- Zielsetzung -
Beantworten Sie anhand des Textes zum Pierre-Boulez-Saal die folgenden Fragen:
1. Wer kuratiert das Programm des Saales?
2. Wer dirigiert das Boulez-Ensemble?
3. Was gibt Till Brönner?

- Lesetext -
Der Pierre-Boulez-Saal dagegen ist zugleich klein und groß genug, um diese historischen Verhältnis erneut umzukehren. Die Preise sind moderat. Das Programm, kuratiert von dem dänischen Musikmanager Ole Bækhøj, inspiriert von Barenboim und der Said-Akademie, mischt neue mit alter Musik, romantisches und klassisches Repertoire, Lieder und Symphonisches, arabische Musik und Jazz. Im Grunde ist vom Fach her alles möglich, und die einzige Maxime, die dabei offenbar eisern eingehalten wird, ist die höchster Qualität. Die besten Musiker aus aller Welt, angelockt von Barenboim und der Idee dieses Saales, geben sich hier die Klinke in die Hand und probieren etwas Neues aus. Antonio Pappano dirigiert das Boulez-Ensemble. Das Orlando Consort singt Dufay und Desprez. Elisabeth Kulman und Luca Pisaroni setzen den Schubertliederzyklus fort, Till Brönner gibt Lecture Recitals. Auch die internationale Streichquartett-Szene blüht auf. Wann war zuletzt das fantastische Heath Quartett hierzulande live zu hören? Wann das Pavel-Haas-Quartett aus Prag?

- Datenauszug -
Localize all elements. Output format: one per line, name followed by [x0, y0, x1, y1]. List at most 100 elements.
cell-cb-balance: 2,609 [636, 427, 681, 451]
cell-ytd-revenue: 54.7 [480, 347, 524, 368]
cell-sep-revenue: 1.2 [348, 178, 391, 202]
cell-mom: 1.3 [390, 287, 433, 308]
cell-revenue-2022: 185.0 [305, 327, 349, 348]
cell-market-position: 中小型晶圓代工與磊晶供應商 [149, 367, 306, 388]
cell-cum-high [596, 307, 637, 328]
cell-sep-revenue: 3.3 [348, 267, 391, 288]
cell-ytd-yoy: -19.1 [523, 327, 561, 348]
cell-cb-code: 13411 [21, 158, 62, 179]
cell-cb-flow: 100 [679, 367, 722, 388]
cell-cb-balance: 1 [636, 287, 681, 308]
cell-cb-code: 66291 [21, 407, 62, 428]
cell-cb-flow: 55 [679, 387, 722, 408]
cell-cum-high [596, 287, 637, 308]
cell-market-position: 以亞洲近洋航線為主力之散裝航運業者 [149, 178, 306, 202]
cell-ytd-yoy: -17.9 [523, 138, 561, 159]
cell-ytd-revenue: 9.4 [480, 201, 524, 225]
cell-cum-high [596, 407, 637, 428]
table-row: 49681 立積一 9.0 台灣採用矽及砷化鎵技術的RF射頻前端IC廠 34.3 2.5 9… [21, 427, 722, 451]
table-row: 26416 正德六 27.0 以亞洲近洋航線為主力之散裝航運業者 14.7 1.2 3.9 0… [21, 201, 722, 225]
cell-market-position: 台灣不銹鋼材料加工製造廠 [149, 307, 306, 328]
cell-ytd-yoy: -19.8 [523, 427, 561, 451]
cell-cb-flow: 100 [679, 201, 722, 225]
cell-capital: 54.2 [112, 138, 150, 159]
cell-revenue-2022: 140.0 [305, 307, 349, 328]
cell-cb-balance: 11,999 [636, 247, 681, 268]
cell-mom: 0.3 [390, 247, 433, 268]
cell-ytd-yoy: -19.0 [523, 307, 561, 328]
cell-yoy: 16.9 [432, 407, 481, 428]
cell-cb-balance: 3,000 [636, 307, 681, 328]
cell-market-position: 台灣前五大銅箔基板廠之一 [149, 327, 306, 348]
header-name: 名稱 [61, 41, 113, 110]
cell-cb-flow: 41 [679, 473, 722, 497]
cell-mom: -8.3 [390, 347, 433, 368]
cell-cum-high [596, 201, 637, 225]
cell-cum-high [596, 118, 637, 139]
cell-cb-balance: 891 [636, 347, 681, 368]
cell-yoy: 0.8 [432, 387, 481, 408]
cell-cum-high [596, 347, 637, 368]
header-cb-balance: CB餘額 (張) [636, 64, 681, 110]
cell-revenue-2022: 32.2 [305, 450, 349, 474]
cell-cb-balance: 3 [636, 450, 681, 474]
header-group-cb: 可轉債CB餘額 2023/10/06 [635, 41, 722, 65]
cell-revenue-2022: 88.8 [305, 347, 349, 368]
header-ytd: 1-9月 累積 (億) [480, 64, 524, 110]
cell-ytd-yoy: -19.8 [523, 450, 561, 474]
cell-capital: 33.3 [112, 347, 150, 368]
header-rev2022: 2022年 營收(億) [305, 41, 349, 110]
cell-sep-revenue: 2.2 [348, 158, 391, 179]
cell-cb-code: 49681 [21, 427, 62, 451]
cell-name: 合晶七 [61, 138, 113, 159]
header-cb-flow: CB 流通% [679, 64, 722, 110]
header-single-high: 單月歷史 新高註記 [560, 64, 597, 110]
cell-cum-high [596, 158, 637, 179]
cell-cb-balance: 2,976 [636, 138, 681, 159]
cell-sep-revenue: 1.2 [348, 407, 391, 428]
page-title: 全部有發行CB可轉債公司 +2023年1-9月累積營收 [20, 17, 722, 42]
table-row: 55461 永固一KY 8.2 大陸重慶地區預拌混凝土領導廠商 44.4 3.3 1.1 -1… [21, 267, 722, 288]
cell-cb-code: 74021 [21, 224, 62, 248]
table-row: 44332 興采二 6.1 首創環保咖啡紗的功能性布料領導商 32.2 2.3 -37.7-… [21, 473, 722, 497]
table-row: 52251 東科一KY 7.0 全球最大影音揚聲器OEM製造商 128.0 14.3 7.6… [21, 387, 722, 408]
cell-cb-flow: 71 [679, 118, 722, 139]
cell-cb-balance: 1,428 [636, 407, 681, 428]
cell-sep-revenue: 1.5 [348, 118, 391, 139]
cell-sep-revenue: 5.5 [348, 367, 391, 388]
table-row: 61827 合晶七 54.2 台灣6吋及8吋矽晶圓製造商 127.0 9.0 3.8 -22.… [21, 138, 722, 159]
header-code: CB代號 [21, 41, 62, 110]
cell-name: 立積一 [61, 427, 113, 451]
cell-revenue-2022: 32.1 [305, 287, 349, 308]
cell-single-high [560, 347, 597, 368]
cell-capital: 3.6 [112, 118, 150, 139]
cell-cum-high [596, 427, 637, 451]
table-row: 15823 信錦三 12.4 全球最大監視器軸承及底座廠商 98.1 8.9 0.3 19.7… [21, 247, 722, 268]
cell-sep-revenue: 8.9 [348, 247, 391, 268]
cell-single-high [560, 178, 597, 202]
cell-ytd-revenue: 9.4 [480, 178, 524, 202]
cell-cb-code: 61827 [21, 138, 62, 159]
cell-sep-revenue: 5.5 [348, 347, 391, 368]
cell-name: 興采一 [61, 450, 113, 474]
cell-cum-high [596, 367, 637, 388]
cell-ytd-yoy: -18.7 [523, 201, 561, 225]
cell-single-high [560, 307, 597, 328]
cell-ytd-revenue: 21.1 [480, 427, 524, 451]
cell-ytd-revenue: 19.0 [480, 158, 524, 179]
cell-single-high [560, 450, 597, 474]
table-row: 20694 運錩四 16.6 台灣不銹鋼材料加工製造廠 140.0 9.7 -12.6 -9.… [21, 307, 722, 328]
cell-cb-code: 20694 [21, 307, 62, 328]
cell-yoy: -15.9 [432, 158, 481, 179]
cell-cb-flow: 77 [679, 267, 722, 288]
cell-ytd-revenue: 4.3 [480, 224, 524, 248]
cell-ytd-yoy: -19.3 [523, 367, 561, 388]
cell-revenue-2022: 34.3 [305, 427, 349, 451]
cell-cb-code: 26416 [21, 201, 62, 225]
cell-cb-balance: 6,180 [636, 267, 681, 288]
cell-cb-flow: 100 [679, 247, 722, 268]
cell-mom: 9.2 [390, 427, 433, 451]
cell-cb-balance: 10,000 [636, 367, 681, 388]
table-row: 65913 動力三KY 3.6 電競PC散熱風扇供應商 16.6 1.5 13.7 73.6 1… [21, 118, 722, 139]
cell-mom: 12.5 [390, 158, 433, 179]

- Vollständige Antwort -
1. Der dänische Musikmanager Ole Bækhøj kuratiert das Programm.
2. Antonio Pappano dirigiert das Boulez-Ensemble.
3. Till Brönner gibt Lecture Recitals.